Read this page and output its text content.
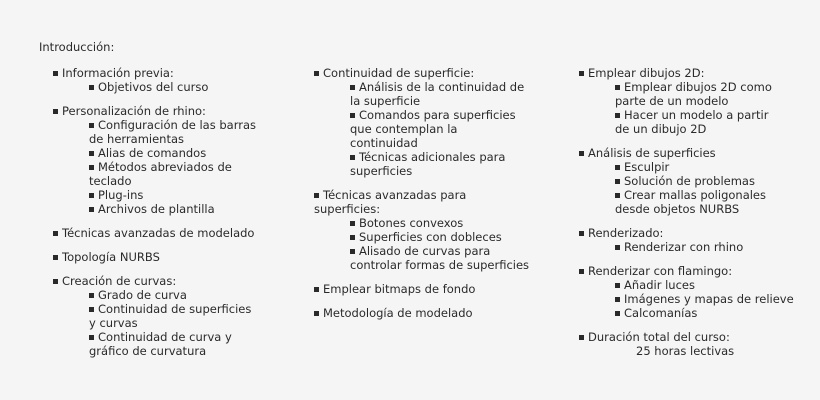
Introducción:
Información previa:
Objetivos del curso
Personalización de rhino:
Configuración de las barras de herramientas
Alias de comandos
Métodos abreviados de teclado
Plug-ins
Archivos de plantilla
Técnicas avanzadas de modelado
Topología NURBS
Creación de curvas:
Grado de curva
Continuidad de superficies y curvas
Continuidad de curva y gráfico de curvatura
Continuidad de superficie:
Análisis de la continuidad de la superficie
Comandos para superficies que contemplan la continuidad
Técnicas adicionales para superficies
Técnicas avanzadas para superficies:
Botones convexos
Superficies con dobleces
Alisado de curvas para controlar formas de superficies
Emplear bitmaps de fondo
Metodología de modelado
Emplear dibujos 2D:
Emplear dibujos 2D como parte de un modelo
Hacer un modelo a partir de un dibujo 2D
Análisis de superficies
Esculpir
Solución de problemas
Crear mallas poligonales desde objetos NURBS
Renderizado:
Renderizar con rhino
Renderizar con flamingo:
Añadir luces
Imágenes y mapas de relieve
Calcomanías
Duración total del curso:
25 horas lectivas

» **Exercise instructions**
Copy every record above exactly, leaving out any pictures.

» **Result of this task**
Read this page and output its text content.
Introducción:
Información previa:
Objetivos del curso
Personalización de rhino:
Configuración de las barras de herramientas
Alias de comandos
Métodos abreviados de teclado
Plug-ins
Archivos de plantilla
Técnicas avanzadas de modelado
Topología NURBS
Creación de curvas:
Grado de curva
Continuidad de superficies y curvas
Continuidad de curva y gráfico de curvatura
Continuidad de superficie:
Análisis de la continuidad de la superficie
Comandos para superficies que contemplan la continuidad
Técnicas adicionales para superficies
Técnicas avanzadas para superficies:
Botones convexos
Superficies con dobleces
Alisado de curvas para controlar formas de superficies
Emplear bitmaps de fondo
Metodología de modelado
Emplear dibujos 2D:
Emplear dibujos 2D como parte de un modelo
Hacer un modelo a partir de un dibujo 2D
Análisis de superficies
Esculpir
Solución de problemas
Crear mallas poligonales desde objetos NURBS
Renderizado:
Renderizar con rhino
Renderizar con flamingo:
Añadir luces
Imágenes y mapas de relieve
Calcomanías
Duración total del curso:
25 horas lectivas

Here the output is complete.